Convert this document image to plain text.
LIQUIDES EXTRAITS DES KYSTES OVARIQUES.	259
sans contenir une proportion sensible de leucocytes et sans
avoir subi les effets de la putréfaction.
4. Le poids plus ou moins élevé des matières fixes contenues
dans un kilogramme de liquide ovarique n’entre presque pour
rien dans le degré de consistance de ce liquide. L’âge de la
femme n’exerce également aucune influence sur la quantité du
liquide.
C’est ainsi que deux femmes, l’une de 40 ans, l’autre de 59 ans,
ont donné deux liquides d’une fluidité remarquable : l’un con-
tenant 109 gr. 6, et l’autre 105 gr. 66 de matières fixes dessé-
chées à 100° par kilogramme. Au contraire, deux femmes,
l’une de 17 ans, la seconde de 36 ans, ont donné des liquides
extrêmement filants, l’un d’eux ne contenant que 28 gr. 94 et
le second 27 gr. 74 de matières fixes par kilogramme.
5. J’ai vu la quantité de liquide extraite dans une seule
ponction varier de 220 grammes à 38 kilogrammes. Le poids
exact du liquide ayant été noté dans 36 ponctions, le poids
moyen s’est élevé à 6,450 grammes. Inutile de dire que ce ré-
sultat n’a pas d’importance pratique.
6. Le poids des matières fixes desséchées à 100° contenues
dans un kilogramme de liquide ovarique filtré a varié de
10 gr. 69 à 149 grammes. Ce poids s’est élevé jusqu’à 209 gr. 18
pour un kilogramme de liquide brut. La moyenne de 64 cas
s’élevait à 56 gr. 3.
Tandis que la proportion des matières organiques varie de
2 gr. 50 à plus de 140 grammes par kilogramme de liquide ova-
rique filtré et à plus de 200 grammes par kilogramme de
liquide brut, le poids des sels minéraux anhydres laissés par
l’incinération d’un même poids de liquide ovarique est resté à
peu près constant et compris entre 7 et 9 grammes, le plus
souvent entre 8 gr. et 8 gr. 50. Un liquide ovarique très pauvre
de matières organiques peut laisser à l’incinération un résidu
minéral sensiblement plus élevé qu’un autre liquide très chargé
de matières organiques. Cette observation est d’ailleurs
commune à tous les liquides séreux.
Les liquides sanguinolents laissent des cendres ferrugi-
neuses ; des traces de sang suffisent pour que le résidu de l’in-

##############################

WHAT THIS TASK INVOLVES → Copy all the lines, exactly.

THE REPLY →
Convert this document image to plain text.
LIQUIDES EXTRAITS DES KYSTES OVARIQUES.	259
sans contenir une proportion sensible de leucocytes et sans
avoir subi les effets de la putréfaction.
4. Le poids plus ou moins élevé des matières fixes contenues
dans un kilogramme de liquide ovarique n’entre presque pour
rien dans le degré de consistance de ce liquide. L’âge de la
femme n’exerce également aucune influence sur la quantité du
liquide.
C’est ainsi que deux femmes, l’une de 40 ans, l’autre de 59 ans,
ont donné deux liquides d’une fluidité remarquable : l’un con-
tenant 109 gr. 6, et l’autre 105 gr. 66 de matières fixes dessé-
chées à 100° par kilogramme. Au contraire, deux femmes,
l’une de 17 ans, la seconde de 36 ans, ont donné des liquides
extrêmement filants, l’un d’eux ne contenant que 28 gr. 94 et
le second 27 gr. 74 de matières fixes par kilogramme.
5. J’ai vu la quantité de liquide extraite dans une seule
ponction varier de 220 grammes à 38 kilogrammes. Le poids
exact du liquide ayant été noté dans 36 ponctions, le poids
moyen s’est élevé à 6,450 grammes. Inutile de dire que ce ré-
sultat n’a pas d’importance pratique.
6. Le poids des matières fixes desséchées à 100° contenues
dans un kilogramme de liquide ovarique filtré a varié de
10 gr. 69 à 149 grammes. Ce poids s’est élevé jusqu’à 209 gr. 18
pour un kilogramme de liquide brut. La moyenne de 64 cas
s’élevait à 56 gr. 3.
Tandis que la proportion des matières organiques varie de
2 gr. 50 à plus de 140 grammes par kilogramme de liquide ova-
rique filtré et à plus de 200 grammes par kilogramme de
liquide brut, le poids des sels minéraux anhydres laissés par
l’incinération d’un même poids de liquide ovarique est resté à
peu près constant et compris entre 7 et 9 grammes, le plus
souvent entre 8 gr. et 8 gr. 50. Un liquide ovarique très pauvre
de matières organiques peut laisser à l’incinération un résidu
minéral sensiblement plus élevé qu’un autre liquide très chargé
de matières organiques. Cette observation est d’ailleurs
commune à tous les liquides séreux.
Les liquides sanguinolents laissent des cendres ferrugi-
neuses ; des traces de sang suffisent pour que le résidu de l’in-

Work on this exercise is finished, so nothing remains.